### BRIEF
Each entry below should be echoed exactly, with pictures omitted.

Dataset rows:
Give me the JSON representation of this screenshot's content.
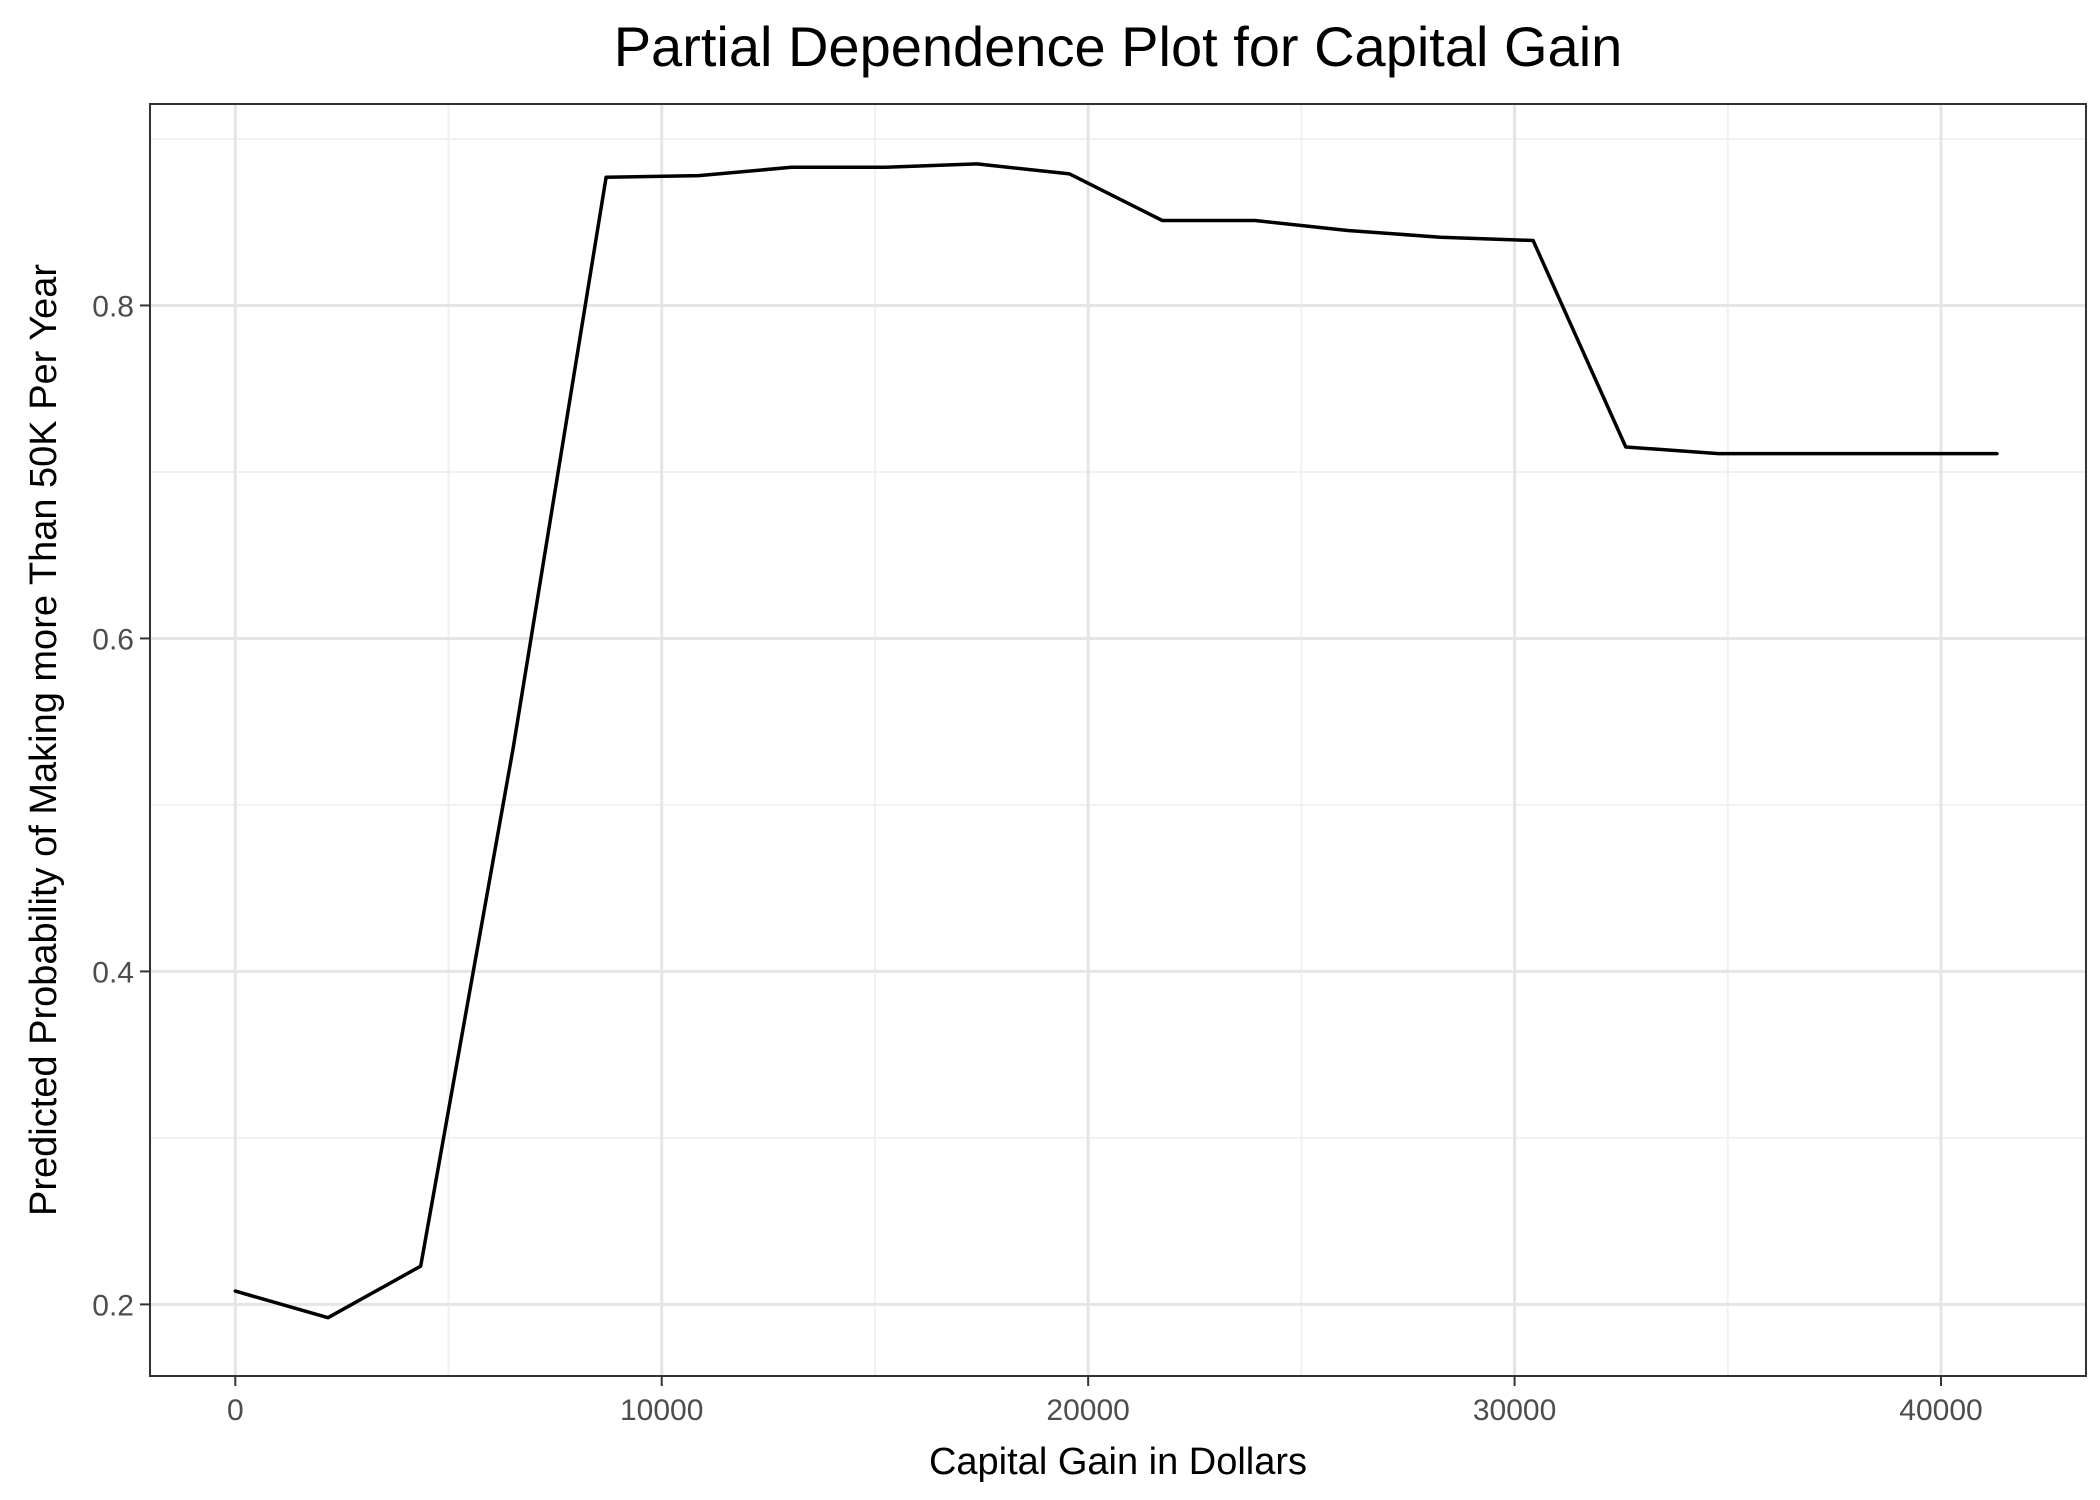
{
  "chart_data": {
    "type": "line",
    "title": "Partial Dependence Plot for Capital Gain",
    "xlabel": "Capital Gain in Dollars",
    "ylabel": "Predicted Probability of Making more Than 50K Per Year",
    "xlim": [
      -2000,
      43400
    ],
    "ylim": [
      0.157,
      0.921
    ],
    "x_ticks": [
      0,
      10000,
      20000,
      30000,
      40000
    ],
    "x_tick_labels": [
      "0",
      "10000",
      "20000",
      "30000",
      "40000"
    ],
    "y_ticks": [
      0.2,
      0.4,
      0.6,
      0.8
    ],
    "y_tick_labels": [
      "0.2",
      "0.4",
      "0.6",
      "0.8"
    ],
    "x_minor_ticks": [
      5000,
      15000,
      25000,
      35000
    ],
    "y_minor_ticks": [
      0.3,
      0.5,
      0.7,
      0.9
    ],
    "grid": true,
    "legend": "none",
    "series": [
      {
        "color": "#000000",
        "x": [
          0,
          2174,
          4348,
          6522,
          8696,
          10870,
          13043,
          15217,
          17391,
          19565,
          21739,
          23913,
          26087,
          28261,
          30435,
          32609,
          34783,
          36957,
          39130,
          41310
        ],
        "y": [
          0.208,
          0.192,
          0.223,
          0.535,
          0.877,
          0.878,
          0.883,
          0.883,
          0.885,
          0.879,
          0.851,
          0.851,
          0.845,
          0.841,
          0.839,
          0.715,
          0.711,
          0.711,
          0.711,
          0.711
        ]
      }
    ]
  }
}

### SOLUTION TO THIS TASK
Give me the JSON representation of this screenshot's content.
{
  "chart_data": {
    "type": "line",
    "title": "Partial Dependence Plot for Capital Gain",
    "xlabel": "Capital Gain in Dollars",
    "ylabel": "Predicted Probability of Making more Than 50K Per Year",
    "xlim": [
      -2000,
      43400
    ],
    "ylim": [
      0.157,
      0.921
    ],
    "x_ticks": [
      0,
      10000,
      20000,
      30000,
      40000
    ],
    "x_tick_labels": [
      "0",
      "10000",
      "20000",
      "30000",
      "40000"
    ],
    "y_ticks": [
      0.2,
      0.4,
      0.6,
      0.8
    ],
    "y_tick_labels": [
      "0.2",
      "0.4",
      "0.6",
      "0.8"
    ],
    "x_minor_ticks": [
      5000,
      15000,
      25000,
      35000
    ],
    "y_minor_ticks": [
      0.3,
      0.5,
      0.7,
      0.9
    ],
    "grid": true,
    "legend": "none",
    "series": [
      {
        "color": "#000000",
        "x": [
          0,
          2174,
          4348,
          6522,
          8696,
          10870,
          13043,
          15217,
          17391,
          19565,
          21739,
          23913,
          26087,
          28261,
          30435,
          32609,
          34783,
          36957,
          39130,
          41310
        ],
        "y": [
          0.208,
          0.192,
          0.223,
          0.535,
          0.877,
          0.878,
          0.883,
          0.883,
          0.885,
          0.879,
          0.851,
          0.851,
          0.845,
          0.841,
          0.839,
          0.715,
          0.711,
          0.711,
          0.711,
          0.711
        ]
      }
    ]
  }
}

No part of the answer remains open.